After successfully selling three small molecule manufacturing plants around the world, Roche was unable to find a buyer for a site in Clarecastle, Ireland. Now, it’s set to close up there and lay off 132 workers by next year, The Irish Times reports.
Roche is already in the process of a phased exit, and the drugmaker expects the process to conclude by March 2020, the newspaper reports. The company has set aside €24 million for the employees who are still working at the site, the newspaper reports, citing Roche Ireland documents. That means each worker could be in line for a €180,000 termination payment.
In 2015, Roche unveiled a massive shift of manufacturing priorities, setting out to downsize its small molecule manufacturing capacity and bolster its biologics presence. Before that, the drugmaker announced it’d spend €800 million to expand biologics capacity at sites in Germany, Switzerland and the U.S.
As part of the moves, Roche said it would cut 1,200 jobs and exit four small molecule sites around the world. Roche ultimately found buyers for its plants in the U.S., Italy and Spain, but couldn’t sell the Ireland site, and now it’s closing up shop.

Stored records
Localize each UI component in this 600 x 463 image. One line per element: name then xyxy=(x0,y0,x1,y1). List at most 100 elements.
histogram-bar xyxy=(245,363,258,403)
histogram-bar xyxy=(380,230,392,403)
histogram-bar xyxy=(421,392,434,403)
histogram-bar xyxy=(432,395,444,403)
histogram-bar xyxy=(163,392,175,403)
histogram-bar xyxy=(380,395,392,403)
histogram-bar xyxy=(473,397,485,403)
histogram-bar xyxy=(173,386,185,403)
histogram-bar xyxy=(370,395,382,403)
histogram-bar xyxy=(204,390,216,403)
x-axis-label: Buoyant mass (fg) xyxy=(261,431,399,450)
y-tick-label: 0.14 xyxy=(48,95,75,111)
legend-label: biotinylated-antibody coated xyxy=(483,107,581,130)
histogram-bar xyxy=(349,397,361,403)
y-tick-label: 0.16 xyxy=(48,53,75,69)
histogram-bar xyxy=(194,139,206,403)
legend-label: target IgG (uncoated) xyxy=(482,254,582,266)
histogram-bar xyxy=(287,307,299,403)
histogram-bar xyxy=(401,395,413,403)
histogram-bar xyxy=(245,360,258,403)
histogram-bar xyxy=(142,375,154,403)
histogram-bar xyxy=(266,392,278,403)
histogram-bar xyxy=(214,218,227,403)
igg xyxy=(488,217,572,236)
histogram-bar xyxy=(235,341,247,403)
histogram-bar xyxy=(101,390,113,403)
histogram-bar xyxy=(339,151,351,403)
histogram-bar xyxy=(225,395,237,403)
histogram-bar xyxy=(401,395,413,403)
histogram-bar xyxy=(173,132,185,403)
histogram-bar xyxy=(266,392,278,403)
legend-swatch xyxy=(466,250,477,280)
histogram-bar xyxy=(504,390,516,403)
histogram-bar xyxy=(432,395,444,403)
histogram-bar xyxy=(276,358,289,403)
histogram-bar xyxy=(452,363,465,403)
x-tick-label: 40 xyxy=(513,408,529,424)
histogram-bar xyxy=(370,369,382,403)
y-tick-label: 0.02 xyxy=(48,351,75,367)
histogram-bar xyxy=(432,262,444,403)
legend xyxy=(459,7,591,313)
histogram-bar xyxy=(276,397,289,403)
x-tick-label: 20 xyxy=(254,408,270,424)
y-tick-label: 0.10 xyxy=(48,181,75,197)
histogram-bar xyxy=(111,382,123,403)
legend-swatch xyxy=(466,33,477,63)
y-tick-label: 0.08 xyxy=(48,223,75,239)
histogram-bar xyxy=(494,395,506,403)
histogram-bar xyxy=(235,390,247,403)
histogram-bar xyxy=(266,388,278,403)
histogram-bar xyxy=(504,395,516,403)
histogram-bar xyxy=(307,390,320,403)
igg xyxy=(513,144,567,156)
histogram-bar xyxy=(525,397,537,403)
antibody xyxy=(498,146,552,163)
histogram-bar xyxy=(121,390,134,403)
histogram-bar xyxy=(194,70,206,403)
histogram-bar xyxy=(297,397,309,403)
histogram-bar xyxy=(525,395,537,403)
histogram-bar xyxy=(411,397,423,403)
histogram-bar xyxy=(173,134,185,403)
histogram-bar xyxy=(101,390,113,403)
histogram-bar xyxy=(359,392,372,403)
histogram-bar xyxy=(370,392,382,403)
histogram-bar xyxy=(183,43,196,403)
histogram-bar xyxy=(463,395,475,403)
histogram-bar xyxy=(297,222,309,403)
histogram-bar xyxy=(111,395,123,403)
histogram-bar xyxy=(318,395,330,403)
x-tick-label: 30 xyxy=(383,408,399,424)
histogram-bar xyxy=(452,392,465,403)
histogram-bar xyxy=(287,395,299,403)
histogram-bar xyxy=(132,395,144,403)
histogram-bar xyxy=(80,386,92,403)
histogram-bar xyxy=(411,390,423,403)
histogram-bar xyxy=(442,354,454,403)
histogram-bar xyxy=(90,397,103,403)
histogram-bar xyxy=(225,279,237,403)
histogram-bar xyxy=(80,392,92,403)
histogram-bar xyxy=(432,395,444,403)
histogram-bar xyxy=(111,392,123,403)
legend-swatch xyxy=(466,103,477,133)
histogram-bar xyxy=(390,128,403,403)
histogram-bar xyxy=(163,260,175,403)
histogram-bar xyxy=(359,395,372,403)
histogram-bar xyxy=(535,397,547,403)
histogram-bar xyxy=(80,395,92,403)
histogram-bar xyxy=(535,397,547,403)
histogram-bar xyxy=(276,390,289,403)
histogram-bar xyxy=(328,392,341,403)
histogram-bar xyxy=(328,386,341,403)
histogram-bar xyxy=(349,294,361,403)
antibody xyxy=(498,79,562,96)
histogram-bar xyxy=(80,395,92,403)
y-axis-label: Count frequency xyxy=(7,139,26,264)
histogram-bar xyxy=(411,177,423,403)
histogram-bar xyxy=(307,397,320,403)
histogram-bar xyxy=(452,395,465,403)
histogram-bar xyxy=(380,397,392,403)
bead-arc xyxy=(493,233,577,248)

:: Tasks for this exercise ::
A. From the Roche plant article, output the passage starting with "After successfully selling" and going on through "Irish Times reports.".
B. Write the next part of the Roche plant article, picking up after its final sentence.

:: Answers provided ::
A.
After successfully selling three small molecule manufacturing plants around the world, Roche was unable to find a buyer for a site in Clarecastle, Ireland. Now, it’s set to close up there and lay off 132 workers by next year, The Irish Times reports.

B.
The drugmaker sold its site in Spain to Recipharm, which won a long-term deal to supply Roche with solid-dose drugs and agreed to keep 200 workers at the facility. Roche used similar contract language to sell its other plants.
Roche’s bet on biologics has been paying off as the company holds a leadership position in cancer and other diseases. But it’ll face a new test as biosimilars to its three top cancer drugs hit the U.S. market, threatening $10 billion in sales. Roche executives believe the company’s newer medicines can fill the gap created by biosimilars and add some growth.